Work instructions:
The entries below are to be repeated exactly as they stand.

Records supplied:

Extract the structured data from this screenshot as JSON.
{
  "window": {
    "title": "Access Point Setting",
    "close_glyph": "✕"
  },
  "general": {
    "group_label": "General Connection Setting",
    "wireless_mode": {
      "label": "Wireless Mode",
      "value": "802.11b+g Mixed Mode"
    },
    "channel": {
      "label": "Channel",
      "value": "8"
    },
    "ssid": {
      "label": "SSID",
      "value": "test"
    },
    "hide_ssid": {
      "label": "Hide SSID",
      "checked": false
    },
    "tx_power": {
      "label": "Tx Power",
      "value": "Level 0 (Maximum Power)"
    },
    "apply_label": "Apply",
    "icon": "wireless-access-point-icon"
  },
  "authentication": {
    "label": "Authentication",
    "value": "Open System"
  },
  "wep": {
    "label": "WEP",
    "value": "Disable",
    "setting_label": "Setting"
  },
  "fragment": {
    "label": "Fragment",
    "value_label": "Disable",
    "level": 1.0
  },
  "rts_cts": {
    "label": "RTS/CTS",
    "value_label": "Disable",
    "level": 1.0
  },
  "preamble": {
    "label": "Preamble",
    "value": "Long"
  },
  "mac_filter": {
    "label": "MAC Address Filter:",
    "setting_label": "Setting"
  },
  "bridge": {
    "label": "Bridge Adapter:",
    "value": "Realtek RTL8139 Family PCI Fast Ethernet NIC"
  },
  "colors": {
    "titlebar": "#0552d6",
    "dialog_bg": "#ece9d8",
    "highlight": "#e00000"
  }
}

Expected output:
Extract the structured data from this screenshot as JSON.
{
  "window": {
    "title": "Access Point Setting",
    "close_glyph": "✕"
  },
  "general": {
    "group_label": "General Connection Setting",
    "wireless_mode": {
      "label": "Wireless Mode",
      "value": "802.11b+g Mixed Mode"
    },
    "channel": {
      "label": "Channel",
      "value": "8"
    },
    "ssid": {
      "label": "SSID",
      "value": "test"
    },
    "hide_ssid": {
      "label": "Hide SSID",
      "checked": false
    },
    "tx_power": {
      "label": "Tx Power",
      "value": "Level 0 (Maximum Power)"
    },
    "apply_label": "Apply",
    "icon": "wireless-access-point-icon"
  },
  "authentication": {
    "label": "Authentication",
    "value": "Open System"
  },
  "wep": {
    "label": "WEP",
    "value": "Disable",
    "setting_label": "Setting"
  },
  "fragment": {
    "label": "Fragment",
    "value_label": "Disable",
    "level": 1.0
  },
  "rts_cts": {
    "label": "RTS/CTS",
    "value_label": "Disable",
    "level": 1.0
  },
  "preamble": {
    "label": "Preamble",
    "value": "Long"
  },
  "mac_filter": {
    "label": "MAC Address Filter:",
    "setting_label": "Setting"
  },
  "bridge": {
    "label": "Bridge Adapter:",
    "value": "Realtek RTL8139 Family PCI Fast Ethernet NIC"
  },
  "colors": {
    "titlebar": "#0552d6",
    "dialog_bg": "#ece9d8",
    "highlight": "#e00000"
  }
}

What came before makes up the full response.